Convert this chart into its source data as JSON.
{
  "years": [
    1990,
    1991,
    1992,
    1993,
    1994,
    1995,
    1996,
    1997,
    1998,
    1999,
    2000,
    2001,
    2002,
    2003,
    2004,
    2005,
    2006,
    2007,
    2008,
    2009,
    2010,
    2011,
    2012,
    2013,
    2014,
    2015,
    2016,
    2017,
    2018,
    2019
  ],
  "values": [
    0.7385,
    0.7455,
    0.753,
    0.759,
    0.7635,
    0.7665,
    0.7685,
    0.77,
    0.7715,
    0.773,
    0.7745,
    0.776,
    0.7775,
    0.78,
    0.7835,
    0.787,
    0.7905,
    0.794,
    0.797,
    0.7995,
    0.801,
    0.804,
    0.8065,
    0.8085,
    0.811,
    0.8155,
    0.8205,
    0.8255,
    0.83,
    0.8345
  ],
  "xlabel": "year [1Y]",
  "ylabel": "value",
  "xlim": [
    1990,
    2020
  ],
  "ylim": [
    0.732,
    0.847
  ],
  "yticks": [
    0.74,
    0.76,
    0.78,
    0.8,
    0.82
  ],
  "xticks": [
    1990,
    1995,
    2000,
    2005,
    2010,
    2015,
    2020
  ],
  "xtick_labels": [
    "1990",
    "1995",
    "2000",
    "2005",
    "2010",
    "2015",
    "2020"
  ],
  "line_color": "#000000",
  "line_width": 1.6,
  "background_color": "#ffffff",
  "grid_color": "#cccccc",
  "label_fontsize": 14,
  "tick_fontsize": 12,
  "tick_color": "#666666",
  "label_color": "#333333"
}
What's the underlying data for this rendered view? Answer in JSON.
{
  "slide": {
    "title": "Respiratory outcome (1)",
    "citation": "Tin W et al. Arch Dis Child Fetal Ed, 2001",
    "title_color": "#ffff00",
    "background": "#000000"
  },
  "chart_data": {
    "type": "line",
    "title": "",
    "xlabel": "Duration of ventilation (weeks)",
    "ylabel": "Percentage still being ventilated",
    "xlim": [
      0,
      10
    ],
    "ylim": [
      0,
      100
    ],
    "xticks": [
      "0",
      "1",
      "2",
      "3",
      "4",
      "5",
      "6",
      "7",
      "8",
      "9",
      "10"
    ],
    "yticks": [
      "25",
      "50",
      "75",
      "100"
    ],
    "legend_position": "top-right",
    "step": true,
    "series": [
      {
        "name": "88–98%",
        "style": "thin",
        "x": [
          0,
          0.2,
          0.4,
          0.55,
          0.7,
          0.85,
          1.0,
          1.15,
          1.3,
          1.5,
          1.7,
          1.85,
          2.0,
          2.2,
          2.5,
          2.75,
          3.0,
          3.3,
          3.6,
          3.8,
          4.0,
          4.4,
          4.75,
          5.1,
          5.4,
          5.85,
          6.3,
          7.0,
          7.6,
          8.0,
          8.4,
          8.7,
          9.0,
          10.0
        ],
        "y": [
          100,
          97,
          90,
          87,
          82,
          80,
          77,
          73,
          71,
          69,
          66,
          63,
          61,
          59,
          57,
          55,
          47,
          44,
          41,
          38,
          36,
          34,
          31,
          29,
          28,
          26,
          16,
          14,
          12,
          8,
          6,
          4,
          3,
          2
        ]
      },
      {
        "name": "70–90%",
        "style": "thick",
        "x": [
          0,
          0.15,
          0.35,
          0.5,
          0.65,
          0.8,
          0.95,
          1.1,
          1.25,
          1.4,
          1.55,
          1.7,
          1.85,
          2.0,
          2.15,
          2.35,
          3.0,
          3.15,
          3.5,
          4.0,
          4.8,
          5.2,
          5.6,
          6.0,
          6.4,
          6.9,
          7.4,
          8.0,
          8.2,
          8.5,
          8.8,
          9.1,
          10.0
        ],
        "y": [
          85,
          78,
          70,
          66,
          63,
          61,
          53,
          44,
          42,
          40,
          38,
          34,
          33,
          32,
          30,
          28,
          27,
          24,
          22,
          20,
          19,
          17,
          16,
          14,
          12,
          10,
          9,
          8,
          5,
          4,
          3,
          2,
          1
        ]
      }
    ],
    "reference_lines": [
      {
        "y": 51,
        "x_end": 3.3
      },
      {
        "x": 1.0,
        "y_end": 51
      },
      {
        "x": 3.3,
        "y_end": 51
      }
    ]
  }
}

_ _ _ _

DESCRIPTION OF THE TASK. Your task is to quote the listing above word for word.

ANSWER TO THIS PROBLEM.
Convert this chart into its source data as JSON.
{
  "years": [
    1990,
    1991,
    1992,
    1993,
    1994,
    1995,
    1996,
    1997,
    1998,
    1999,
    2000,
    2001,
    2002,
    2003,
    2004,
    2005,
    2006,
    2007,
    2008,
    2009,
    2010,
    2011,
    2012,
    2013,
    2014,
    2015,
    2016,
    2017,
    2018,
    2019
  ],
  "values": [
    0.7385,
    0.7455,
    0.753,
    0.759,
    0.7635,
    0.7665,
    0.7685,
    0.77,
    0.7715,
    0.773,
    0.7745,
    0.776,
    0.7775,
    0.78,
    0.7835,
    0.787,
    0.7905,
    0.794,
    0.797,
    0.7995,
    0.801,
    0.804,
    0.8065,
    0.8085,
    0.811,
    0.8155,
    0.8205,
    0.8255,
    0.83,
    0.8345
  ],
  "xlabel": "year [1Y]",
  "ylabel": "value",
  "xlim": [
    1990,
    2020
  ],
  "ylim": [
    0.732,
    0.847
  ],
  "yticks": [
    0.74,
    0.76,
    0.78,
    0.8,
    0.82
  ],
  "xticks": [
    1990,
    1995,
    2000,
    2005,
    2010,
    2015,
    2020
  ],
  "xtick_labels": [
    "1990",
    "1995",
    "2000",
    "2005",
    "2010",
    "2015",
    "2020"
  ],
  "line_color": "#000000",
  "line_width": 1.6,
  "background_color": "#ffffff",
  "grid_color": "#cccccc",
  "label_fontsize": 14,
  "tick_fontsize": 12,
  "tick_color": "#666666",
  "label_color": "#333333"
}
What's the underlying data for this rendered view? Answer in JSON.
{
  "slide": {
    "title": "Respiratory outcome (1)",
    "citation": "Tin W et al. Arch Dis Child Fetal Ed, 2001",
    "title_color": "#ffff00",
    "background": "#000000"
  },
  "chart_data": {
    "type": "line",
    "title": "",
    "xlabel": "Duration of ventilation (weeks)",
    "ylabel": "Percentage still being ventilated",
    "xlim": [
      0,
      10
    ],
    "ylim": [
      0,
      100
    ],
    "xticks": [
      "0",
      "1",
      "2",
      "3",
      "4",
      "5",
      "6",
      "7",
      "8",
      "9",
      "10"
    ],
    "yticks": [
      "25",
      "50",
      "75",
      "100"
    ],
    "legend_position": "top-right",
    "step": true,
    "series": [
      {
        "name": "88–98%",
        "style": "thin",
        "x": [
          0,
          0.2,
          0.4,
          0.55,
          0.7,
          0.85,
          1.0,
          1.15,
          1.3,
          1.5,
          1.7,
          1.85,
          2.0,
          2.2,
          2.5,
          2.75,
          3.0,
          3.3,
          3.6,
          3.8,
          4.0,
          4.4,
          4.75,
          5.1,
          5.4,
          5.85,
          6.3,
          7.0,
          7.6,
          8.0,
          8.4,
          8.7,
          9.0,
          10.0
        ],
        "y": [
          100,
          97,
          90,
          87,
          82,
          80,
          77,
          73,
          71,
          69,
          66,
          63,
          61,
          59,
          57,
          55,
          47,
          44,
          41,
          38,
          36,
          34,
          31,
          29,
          28,
          26,
          16,
          14,
          12,
          8,
          6,
          4,
          3,
          2
        ]
      },
      {
        "name": "70–90%",
        "style": "thick",
        "x": [
          0,
          0.15,
          0.35,
          0.5,
          0.65,
          0.8,
          0.95,
          1.1,
          1.25,
          1.4,
          1.55,
          1.7,
          1.85,
          2.0,
          2.15,
          2.35,
          3.0,
          3.15,
          3.5,
          4.0,
          4.8,
          5.2,
          5.6,
          6.0,
          6.4,
          6.9,
          7.4,
          8.0,
          8.2,
          8.5,
          8.8,
          9.1,
          10.0
        ],
        "y": [
          85,
          78,
          70,
          66,
          63,
          61,
          53,
          44,
          42,
          40,
          38,
          34,
          33,
          32,
          30,
          28,
          27,
          24,
          22,
          20,
          19,
          17,
          16,
          14,
          12,
          10,
          9,
          8,
          5,
          4,
          3,
          2,
          1
        ]
      }
    ],
    "reference_lines": [
      {
        "y": 51,
        "x_end": 3.3
      },
      {
        "x": 1.0,
        "y_end": 51
      },
      {
        "x": 3.3,
        "y_end": 51
      }
    ]
  }
}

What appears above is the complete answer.